▸ TASK DETAILS: Count the lines of the listing that contain the string "legend", matching case exactly, and reply with only that number.
.....
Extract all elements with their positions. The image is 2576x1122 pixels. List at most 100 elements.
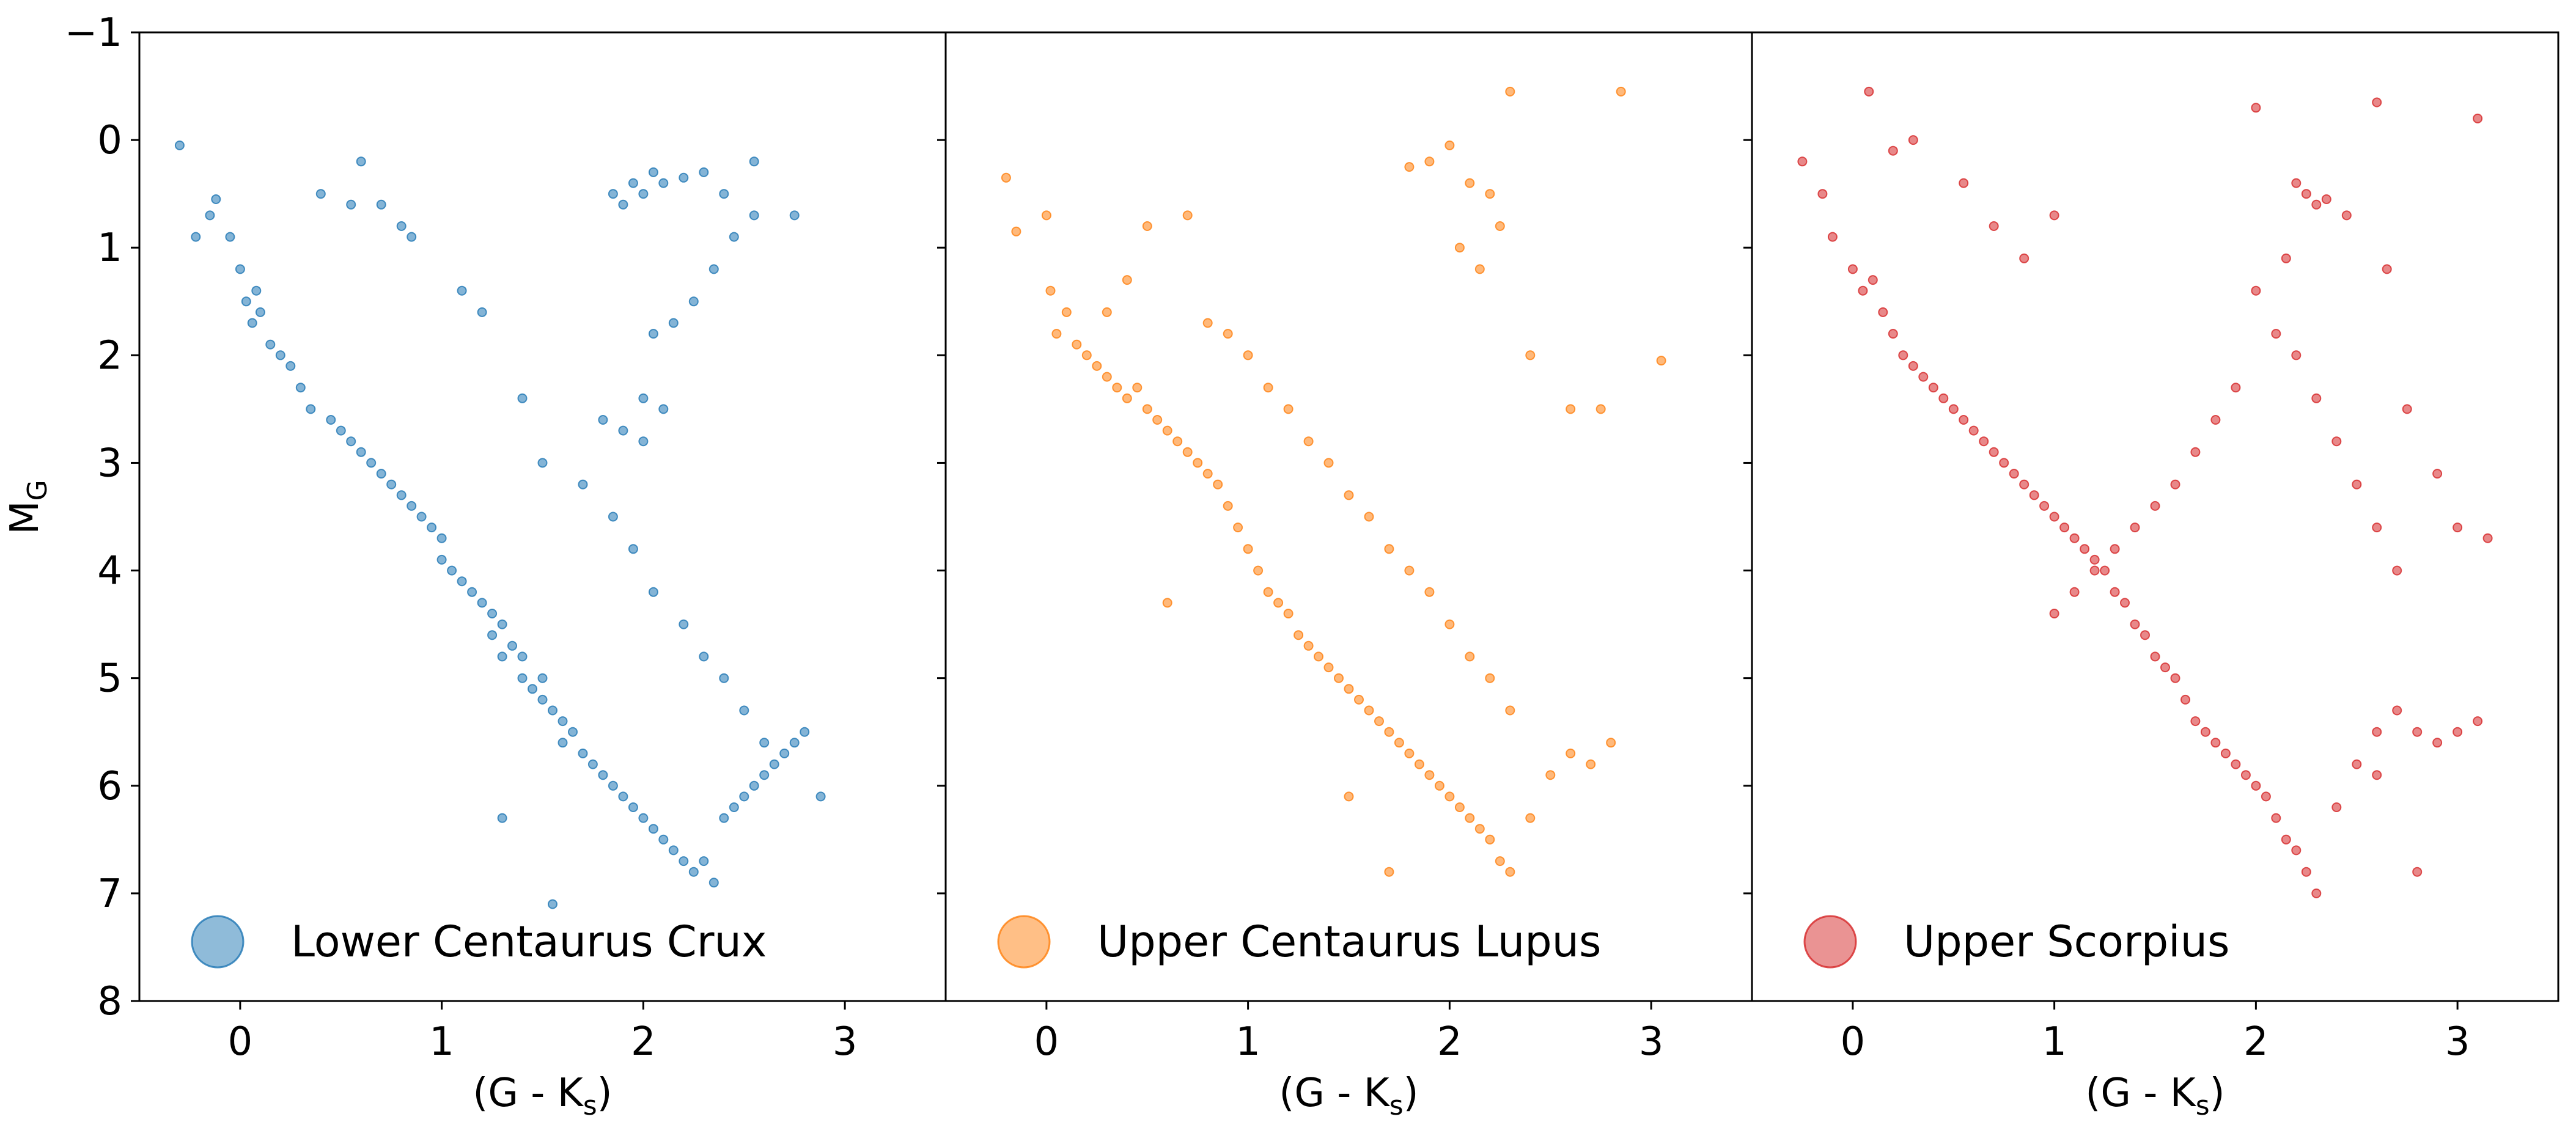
data-point bbox=[1223, 501, 1233, 511]
data-point bbox=[2110, 544, 2120, 554]
data-point bbox=[1182, 210, 1193, 221]
data-point bbox=[1878, 307, 1888, 317]
data-point bbox=[346, 199, 356, 210]
data-point bbox=[517, 673, 528, 683]
data-point bbox=[1243, 350, 1253, 361]
data-point bbox=[2412, 727, 2423, 737]
data-point bbox=[1404, 162, 1415, 172]
data-point bbox=[1868, 275, 1878, 285]
data-point bbox=[1444, 619, 1455, 629]
data-point bbox=[1424, 587, 1435, 597]
data-point bbox=[1384, 867, 1394, 877]
data-point bbox=[679, 619, 689, 629]
data-point bbox=[1465, 178, 1475, 188]
data-point bbox=[251, 285, 262, 296]
data-point bbox=[2190, 716, 2201, 727]
data-point bbox=[2039, 501, 2050, 511]
data-point bbox=[1193, 458, 1203, 468]
data-point bbox=[2372, 97, 2382, 108]
data-point bbox=[1444, 140, 1455, 150]
legend-label: Lower Centaurus Crux bbox=[291, 917, 767, 967]
data-point bbox=[1566, 748, 1576, 758]
data-point bbox=[1344, 684, 1354, 694]
data-point bbox=[2392, 565, 2402, 576]
y-tick-label: 4 bbox=[97, 549, 122, 594]
data-point bbox=[2473, 113, 2483, 123]
data-point bbox=[1364, 705, 1374, 716]
data-point bbox=[1041, 210, 1051, 221]
data-point bbox=[2120, 598, 2130, 608]
x-tick-label: 2 bbox=[2243, 1019, 2269, 1065]
data-point bbox=[2311, 888, 2322, 898]
data-point bbox=[638, 189, 649, 199]
data-point bbox=[578, 479, 588, 490]
legend-marker bbox=[997, 915, 1051, 969]
data-point bbox=[800, 727, 810, 737]
data-point bbox=[719, 189, 729, 199]
data-point bbox=[1817, 189, 1828, 199]
x-tick-label: 2 bbox=[1437, 1019, 1462, 1065]
data-point bbox=[1495, 221, 1505, 231]
data-point bbox=[2372, 522, 2382, 533]
y-tick-label: 8 bbox=[97, 979, 122, 1024]
data-point bbox=[285, 361, 296, 371]
data-point bbox=[1314, 651, 1323, 662]
data-point bbox=[1253, 565, 1264, 576]
data-point bbox=[427, 522, 437, 533]
data-point bbox=[2482, 533, 2493, 543]
data-point bbox=[2261, 791, 2271, 802]
data-point bbox=[2392, 705, 2402, 716]
data-point bbox=[2049, 512, 2059, 522]
chart-panel-3: 0 1 2 3 (G - Ks) Upper Scorpius bbox=[1743, 31, 2559, 1121]
data-point bbox=[1334, 673, 1344, 683]
data-point bbox=[447, 565, 457, 576]
scatter-points bbox=[1001, 86, 1666, 877]
y-tick-label: 0 bbox=[97, 118, 122, 163]
data-point bbox=[759, 738, 770, 748]
data-point bbox=[679, 856, 689, 867]
data-point bbox=[537, 458, 548, 468]
data-point bbox=[1888, 145, 1898, 156]
data-point bbox=[174, 140, 185, 150]
data-point bbox=[1465, 813, 1475, 823]
data-point bbox=[1948, 404, 1959, 414]
data-point bbox=[815, 791, 826, 802]
data-point bbox=[1172, 436, 1183, 447]
data-point bbox=[205, 210, 215, 221]
x-tick-label: 1 bbox=[2042, 1019, 2067, 1065]
data-point bbox=[1989, 447, 1999, 457]
data-point bbox=[306, 404, 316, 414]
data-point bbox=[1102, 307, 1112, 317]
data-point bbox=[497, 813, 507, 823]
data-point bbox=[1162, 598, 1172, 608]
data-point bbox=[2432, 469, 2443, 479]
data-point bbox=[2100, 565, 2110, 576]
data-point bbox=[2150, 651, 2160, 662]
data-point bbox=[719, 673, 729, 683]
x-tick-label: 3 bbox=[2445, 1019, 2470, 1065]
data-point bbox=[2019, 253, 2030, 263]
data-point bbox=[1283, 609, 1294, 618]
data-point bbox=[2231, 759, 2241, 769]
data-point bbox=[739, 791, 749, 802]
data-point bbox=[1827, 232, 1838, 242]
data-point bbox=[769, 759, 779, 769]
y-tick-label: 1 bbox=[97, 226, 122, 271]
y-tick-label: −1 bbox=[65, 10, 122, 56]
data-point bbox=[1323, 662, 1334, 673]
data-point bbox=[2372, 770, 2382, 780]
data-point bbox=[2150, 501, 2160, 511]
data-point bbox=[779, 748, 790, 758]
data-point bbox=[1424, 156, 1435, 167]
data-point bbox=[699, 167, 709, 177]
x-tick-label: 1 bbox=[429, 1019, 454, 1065]
data-point bbox=[457, 576, 467, 587]
data-point bbox=[548, 705, 558, 716]
x-tick-label: 3 bbox=[833, 1019, 858, 1065]
data-point bbox=[1474, 264, 1485, 274]
data-point bbox=[739, 705, 749, 716]
data-point bbox=[1858, 285, 1868, 296]
data-point bbox=[759, 770, 770, 780]
data-point bbox=[648, 824, 658, 834]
.....
▸ RESPONSE: 2